= EXERCISE TASKS =
• A. Using the comments on lightning and terrorism deaths, state whether each statement agrees with the text. Answer yes or no for each, and quote the deciding words of the text exactly.
(i) Deaths from lightning follow a distribution that is nearly Gaussian.
(ii) Terrorism deaths would be placed in Mediocristan.
(iii) One commenter calls the reaction to agency rational from a consequentialist perspective.
• B. Rewrite the records between the lines holding "List every element" and "650, 218, 665]", inclusive, replacing "Point" with "Marker" and leaving everything else unchanged. Return only those lines.

** begin TEXT SHOWN **

Our minds are actually picking up on a valid statistical issue here, which is that the number of people killed by terrorists is much more variable than the number of people killed by lightning. Since lightning strikes are almost completely uncorrelated random events, the distribution of deaths by lightning is governed by the Central Limit Theorem and so is nearly Gaussian. If X people died from lightning in 2014, then it is very unlikely that 2X people will die from lightning in 2015, and astronomically unlikely that 100X people will so die.

In contrast, if X people die from terrorism in 2014, you cannot deduce very much about the probability that 100X people will die from terrorism in 2015. Nassim Taleb would say that lightning deaths happen in Mediocristan while terrorism deaths happen in Extremistan.

Comment author: see 17 January 2015 11:15:45PM 7 points [-]

Further, of course, we know that lightning strikes are not controlled by intelligent beings, while terrorist strikes are.

If there's a major multi-fatality lightning strike, it's unlikely to encourage weather phenomena to engage in copycat attacks. Nor will all sorts of counter-lightning measures dissuade clouds from generating static electricity and instead dumping more rain or something.

Comment author: spencerth 18 January 2015 01:24:13PM 3 points [-]

Right. I think this is one of the key issues. When things like 'natural', 'random' (both in where, when, and how often they happen) or are otherwise uncontrollable, humans are much keener to accept them. When agency comes into play, it changes the perspective on it completely: "how could we have changed culture/society/national policies/our surveillance system/educational system/messaging/nudges/pick your favorite human-controllable variable" to have prevented this, or prevent it in the future? It's the very idea that we could influence it and/or that it's perpetuated by 'one of us' that makes it so salient and disturbing. From a consequentialist perspective, it's definitely not rational, and we shouldn't (ideally) affect our allocation of resources to combat threats.

** end TEXT SHOWN **
** begin EXERCISE INPUTS **

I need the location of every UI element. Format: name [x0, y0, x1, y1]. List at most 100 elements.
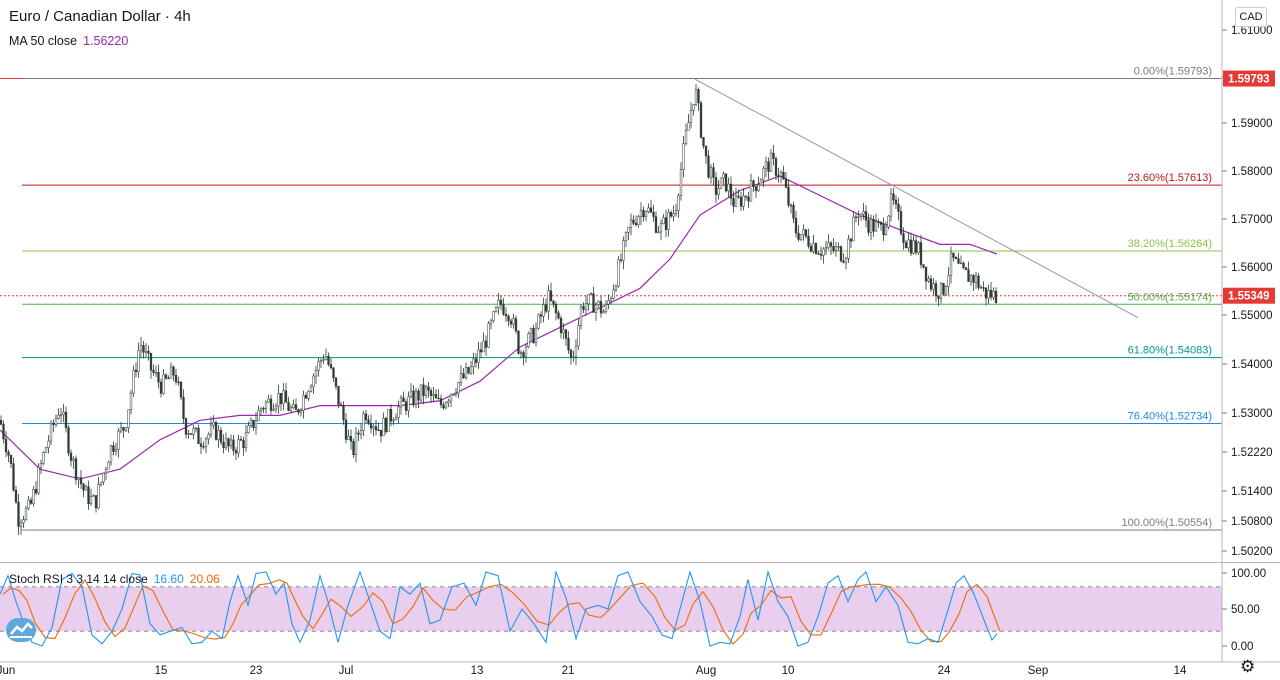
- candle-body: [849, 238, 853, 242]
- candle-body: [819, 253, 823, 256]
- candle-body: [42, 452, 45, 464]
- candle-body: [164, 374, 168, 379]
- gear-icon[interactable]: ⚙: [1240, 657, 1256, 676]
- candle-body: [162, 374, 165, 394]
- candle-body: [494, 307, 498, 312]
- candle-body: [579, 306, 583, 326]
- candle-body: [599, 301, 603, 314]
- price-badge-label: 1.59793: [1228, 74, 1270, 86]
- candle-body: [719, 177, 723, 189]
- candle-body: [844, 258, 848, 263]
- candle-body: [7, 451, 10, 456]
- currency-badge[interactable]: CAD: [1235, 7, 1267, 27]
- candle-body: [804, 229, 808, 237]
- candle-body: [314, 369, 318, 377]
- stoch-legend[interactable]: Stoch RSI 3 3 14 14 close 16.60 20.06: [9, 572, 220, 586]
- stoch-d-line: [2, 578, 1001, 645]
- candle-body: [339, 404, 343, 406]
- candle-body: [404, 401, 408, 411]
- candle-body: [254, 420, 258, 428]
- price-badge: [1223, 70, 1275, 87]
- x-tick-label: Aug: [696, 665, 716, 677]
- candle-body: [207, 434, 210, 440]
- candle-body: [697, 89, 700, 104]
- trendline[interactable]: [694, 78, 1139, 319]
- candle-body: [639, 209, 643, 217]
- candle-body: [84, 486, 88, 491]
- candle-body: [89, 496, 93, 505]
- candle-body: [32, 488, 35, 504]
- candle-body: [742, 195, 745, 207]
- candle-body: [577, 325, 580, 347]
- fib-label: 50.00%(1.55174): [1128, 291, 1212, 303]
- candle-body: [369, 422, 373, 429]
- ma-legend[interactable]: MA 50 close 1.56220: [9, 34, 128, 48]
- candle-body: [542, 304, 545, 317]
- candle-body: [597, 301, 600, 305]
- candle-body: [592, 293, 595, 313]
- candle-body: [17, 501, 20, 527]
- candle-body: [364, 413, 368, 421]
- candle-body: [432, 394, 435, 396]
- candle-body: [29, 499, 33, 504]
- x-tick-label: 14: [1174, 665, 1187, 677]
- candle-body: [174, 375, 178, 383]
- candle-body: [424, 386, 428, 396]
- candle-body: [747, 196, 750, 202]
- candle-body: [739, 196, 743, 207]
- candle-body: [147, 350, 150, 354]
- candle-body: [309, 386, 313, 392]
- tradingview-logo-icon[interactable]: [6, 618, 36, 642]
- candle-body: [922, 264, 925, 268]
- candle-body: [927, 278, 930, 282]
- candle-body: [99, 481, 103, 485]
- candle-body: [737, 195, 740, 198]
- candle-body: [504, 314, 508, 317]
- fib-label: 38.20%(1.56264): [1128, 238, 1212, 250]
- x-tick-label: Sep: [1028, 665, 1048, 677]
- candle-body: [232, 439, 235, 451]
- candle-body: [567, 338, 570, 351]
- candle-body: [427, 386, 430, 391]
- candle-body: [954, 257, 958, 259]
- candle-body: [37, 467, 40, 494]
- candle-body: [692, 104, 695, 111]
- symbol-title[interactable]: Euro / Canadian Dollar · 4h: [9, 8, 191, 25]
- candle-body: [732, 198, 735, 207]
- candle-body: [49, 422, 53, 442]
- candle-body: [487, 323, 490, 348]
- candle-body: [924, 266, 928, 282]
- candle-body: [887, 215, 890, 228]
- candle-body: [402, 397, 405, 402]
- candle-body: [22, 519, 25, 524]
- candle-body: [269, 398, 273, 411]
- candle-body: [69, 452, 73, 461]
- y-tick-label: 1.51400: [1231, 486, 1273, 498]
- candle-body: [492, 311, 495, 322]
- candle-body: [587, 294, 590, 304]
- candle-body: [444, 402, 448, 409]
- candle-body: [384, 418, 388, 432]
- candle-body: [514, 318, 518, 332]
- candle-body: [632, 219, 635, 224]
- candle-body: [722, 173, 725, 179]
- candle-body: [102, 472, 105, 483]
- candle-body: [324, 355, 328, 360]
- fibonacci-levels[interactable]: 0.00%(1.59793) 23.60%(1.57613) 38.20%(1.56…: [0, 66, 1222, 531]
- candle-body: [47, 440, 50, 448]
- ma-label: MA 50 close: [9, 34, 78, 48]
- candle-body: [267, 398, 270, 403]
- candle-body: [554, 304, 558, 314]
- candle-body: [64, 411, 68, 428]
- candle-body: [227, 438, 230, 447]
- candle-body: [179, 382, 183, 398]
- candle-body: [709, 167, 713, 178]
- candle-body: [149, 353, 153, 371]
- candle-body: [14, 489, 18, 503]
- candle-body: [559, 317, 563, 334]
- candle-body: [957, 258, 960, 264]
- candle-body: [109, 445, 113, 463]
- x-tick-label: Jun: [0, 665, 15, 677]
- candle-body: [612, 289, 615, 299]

** end EXERCISE INPUTS **
** begin EXERCISE INPUTS **

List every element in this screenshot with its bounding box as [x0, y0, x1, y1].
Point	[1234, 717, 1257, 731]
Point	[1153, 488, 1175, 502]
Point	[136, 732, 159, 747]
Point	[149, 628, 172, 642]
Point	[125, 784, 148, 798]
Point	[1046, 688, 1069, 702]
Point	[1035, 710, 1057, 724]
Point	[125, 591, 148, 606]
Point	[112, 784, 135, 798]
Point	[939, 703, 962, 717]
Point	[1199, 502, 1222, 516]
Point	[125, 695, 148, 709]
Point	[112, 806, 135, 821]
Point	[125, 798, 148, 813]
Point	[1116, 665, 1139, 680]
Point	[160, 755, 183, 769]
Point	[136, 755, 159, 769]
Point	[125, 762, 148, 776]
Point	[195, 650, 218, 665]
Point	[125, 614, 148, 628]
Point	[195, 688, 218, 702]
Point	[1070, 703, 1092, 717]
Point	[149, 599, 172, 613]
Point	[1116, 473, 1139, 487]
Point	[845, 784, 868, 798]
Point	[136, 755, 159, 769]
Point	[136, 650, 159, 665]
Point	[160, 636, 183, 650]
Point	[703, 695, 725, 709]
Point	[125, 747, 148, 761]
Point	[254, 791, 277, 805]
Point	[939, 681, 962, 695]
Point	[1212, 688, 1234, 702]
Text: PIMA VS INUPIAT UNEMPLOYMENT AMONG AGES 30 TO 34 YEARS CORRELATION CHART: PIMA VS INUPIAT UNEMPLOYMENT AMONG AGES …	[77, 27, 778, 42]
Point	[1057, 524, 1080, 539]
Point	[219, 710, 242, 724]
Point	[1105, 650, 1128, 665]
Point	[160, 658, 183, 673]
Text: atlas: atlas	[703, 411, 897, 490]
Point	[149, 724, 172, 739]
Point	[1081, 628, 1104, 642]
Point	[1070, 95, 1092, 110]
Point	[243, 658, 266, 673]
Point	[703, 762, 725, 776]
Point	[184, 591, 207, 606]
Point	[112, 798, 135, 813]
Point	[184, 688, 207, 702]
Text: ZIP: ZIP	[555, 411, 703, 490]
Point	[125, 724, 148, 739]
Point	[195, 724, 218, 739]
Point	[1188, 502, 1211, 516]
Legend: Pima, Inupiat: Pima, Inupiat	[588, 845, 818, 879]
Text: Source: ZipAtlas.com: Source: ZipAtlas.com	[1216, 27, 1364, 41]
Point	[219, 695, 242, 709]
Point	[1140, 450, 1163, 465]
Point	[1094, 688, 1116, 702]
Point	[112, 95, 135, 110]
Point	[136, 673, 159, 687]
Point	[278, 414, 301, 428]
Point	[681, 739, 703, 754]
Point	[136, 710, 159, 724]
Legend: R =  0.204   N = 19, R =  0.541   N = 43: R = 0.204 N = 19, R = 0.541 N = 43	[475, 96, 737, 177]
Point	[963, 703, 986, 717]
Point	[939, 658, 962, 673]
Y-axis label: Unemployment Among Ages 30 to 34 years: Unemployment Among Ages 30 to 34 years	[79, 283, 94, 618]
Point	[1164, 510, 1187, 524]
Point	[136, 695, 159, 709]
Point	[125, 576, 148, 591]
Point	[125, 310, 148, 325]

** end EXERCISE INPUTS **
** begin EXERCISE INPUTS **

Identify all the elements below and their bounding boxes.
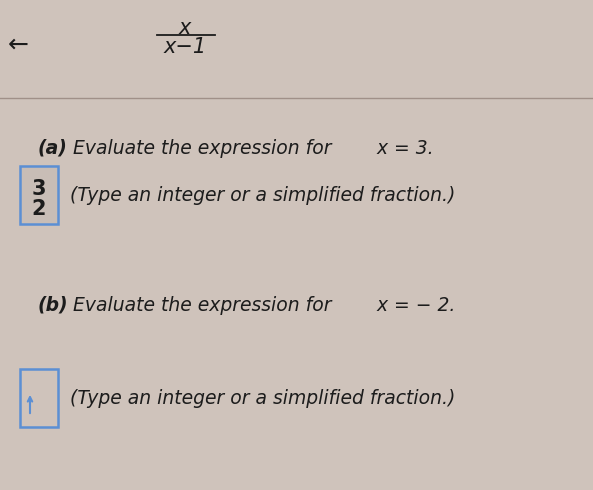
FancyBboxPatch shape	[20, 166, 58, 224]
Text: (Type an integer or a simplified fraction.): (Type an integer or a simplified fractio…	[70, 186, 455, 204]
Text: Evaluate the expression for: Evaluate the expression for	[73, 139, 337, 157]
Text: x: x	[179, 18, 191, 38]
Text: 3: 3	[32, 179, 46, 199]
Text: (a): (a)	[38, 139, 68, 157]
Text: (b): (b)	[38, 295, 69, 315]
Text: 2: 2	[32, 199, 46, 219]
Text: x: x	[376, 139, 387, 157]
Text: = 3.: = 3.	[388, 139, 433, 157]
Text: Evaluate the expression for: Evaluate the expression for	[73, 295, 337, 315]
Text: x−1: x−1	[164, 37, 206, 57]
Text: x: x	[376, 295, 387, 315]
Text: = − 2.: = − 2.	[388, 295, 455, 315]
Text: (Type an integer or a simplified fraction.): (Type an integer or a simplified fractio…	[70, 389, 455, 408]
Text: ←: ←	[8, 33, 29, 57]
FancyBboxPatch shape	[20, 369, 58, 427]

** end EXERCISE INPUTS **

= RESPONSES FOR EACH TASK =
• A.
(i) Yes: "the distribution of deaths by lightning is governed by the Central Limit Theorem and so is nearly Gaussian"
(ii) No: "lightning deaths happen in Mediocristan while terrorism deaths happen in Extremistan"
(iii) No: "From a consequentialist perspective, it's definitely not rational"

• B.
List every element in this screenshot with its bounding box as [x0, y0, x1, y1].
Marker	[1234, 717, 1257, 731]
Marker	[1153, 488, 1175, 502]
Marker	[136, 732, 159, 747]
Marker	[149, 628, 172, 642]
Marker	[125, 784, 148, 798]
Marker	[1046, 688, 1069, 702]
Marker	[1035, 710, 1057, 724]
Marker	[125, 591, 148, 606]
Marker	[112, 784, 135, 798]
Marker	[939, 703, 962, 717]
Marker	[1199, 502, 1222, 516]
Marker	[125, 695, 148, 709]
Marker	[112, 806, 135, 821]
Marker	[125, 798, 148, 813]
Marker	[1116, 665, 1139, 680]
Marker	[160, 755, 183, 769]
Marker	[136, 755, 159, 769]
Marker	[125, 762, 148, 776]
Marker	[195, 650, 218, 665]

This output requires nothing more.